— Requirements —
Quote all of the data that follows exactly as written, skipping the images.

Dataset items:
□ □ □

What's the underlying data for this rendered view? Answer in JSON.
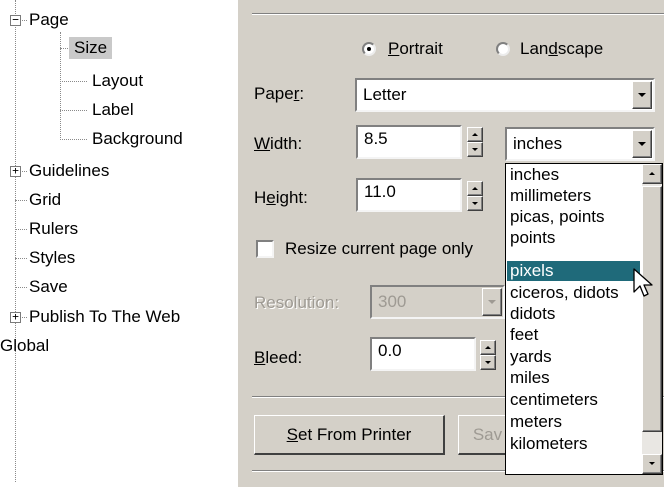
{
  "tree": {
    "items": [
      {
        "label": "Page",
        "expander": "−"
      },
      {
        "label": "Size"
      },
      {
        "label": "Layout"
      },
      {
        "label": "Label"
      },
      {
        "label": "Background"
      },
      {
        "label": "Guidelines",
        "expander": "+"
      },
      {
        "label": "Grid"
      },
      {
        "label": "Rulers"
      },
      {
        "label": "Styles"
      },
      {
        "label": "Save"
      },
      {
        "label": "Publish To The Web",
        "expander": "+"
      },
      {
        "label": "Global"
      }
    ],
    "selected": "Size"
  },
  "orientation": {
    "portrait_label": "Portrait",
    "landscape_label": "Landscape",
    "selected": "Portrait"
  },
  "paper": {
    "label": "Paper:",
    "value": "Letter"
  },
  "width": {
    "label": "Width:",
    "value": "8.5"
  },
  "units": {
    "value": "inches",
    "options": [
      "inches",
      "millimeters",
      "picas, points",
      "points",
      "pixels",
      "ciceros, didots",
      "didots",
      "feet",
      "yards",
      "miles",
      "centimeters",
      "meters",
      "kilometers"
    ],
    "highlighted": "pixels"
  },
  "height": {
    "label": "Height:",
    "value": "11.0"
  },
  "resize_checkbox": {
    "label": "Resize current page only",
    "checked": false
  },
  "resolution": {
    "label": "Resolution:",
    "value": "300"
  },
  "bleed": {
    "label": "Bleed:",
    "value": "0.0"
  },
  "buttons": {
    "set_from_printer": "Set From Printer",
    "save_partial": "Sav"
  },
  "colors": {
    "panel_bg": "#d4d0c8",
    "selection": "#1f6a7a",
    "tree_selection": "#c9c9c9"
  }
}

□ □ □

— Answer to this exercise —
What's the underlying data for this rendered view? Answer in JSON.
{
  "tree": {
    "items": [
      {
        "label": "Page",
        "expander": "−"
      },
      {
        "label": "Size"
      },
      {
        "label": "Layout"
      },
      {
        "label": "Label"
      },
      {
        "label": "Background"
      },
      {
        "label": "Guidelines",
        "expander": "+"
      },
      {
        "label": "Grid"
      },
      {
        "label": "Rulers"
      },
      {
        "label": "Styles"
      },
      {
        "label": "Save"
      },
      {
        "label": "Publish To The Web",
        "expander": "+"
      },
      {
        "label": "Global"
      }
    ],
    "selected": "Size"
  },
  "orientation": {
    "portrait_label": "Portrait",
    "landscape_label": "Landscape",
    "selected": "Portrait"
  },
  "paper": {
    "label": "Paper:",
    "value": "Letter"
  },
  "width": {
    "label": "Width:",
    "value": "8.5"
  },
  "units": {
    "value": "inches",
    "options": [
      "inches",
      "millimeters",
      "picas, points",
      "points",
      "pixels",
      "ciceros, didots",
      "didots",
      "feet",
      "yards",
      "miles",
      "centimeters",
      "meters",
      "kilometers"
    ],
    "highlighted": "pixels"
  },
  "height": {
    "label": "Height:",
    "value": "11.0"
  },
  "resize_checkbox": {
    "label": "Resize current page only",
    "checked": false
  },
  "resolution": {
    "label": "Resolution:",
    "value": "300"
  },
  "bleed": {
    "label": "Bleed:",
    "value": "0.0"
  },
  "buttons": {
    "set_from_printer": "Set From Printer",
    "save_partial": "Sav"
  },
  "colors": {
    "panel_bg": "#d4d0c8",
    "selection": "#1f6a7a",
    "tree_selection": "#c9c9c9"
  }
}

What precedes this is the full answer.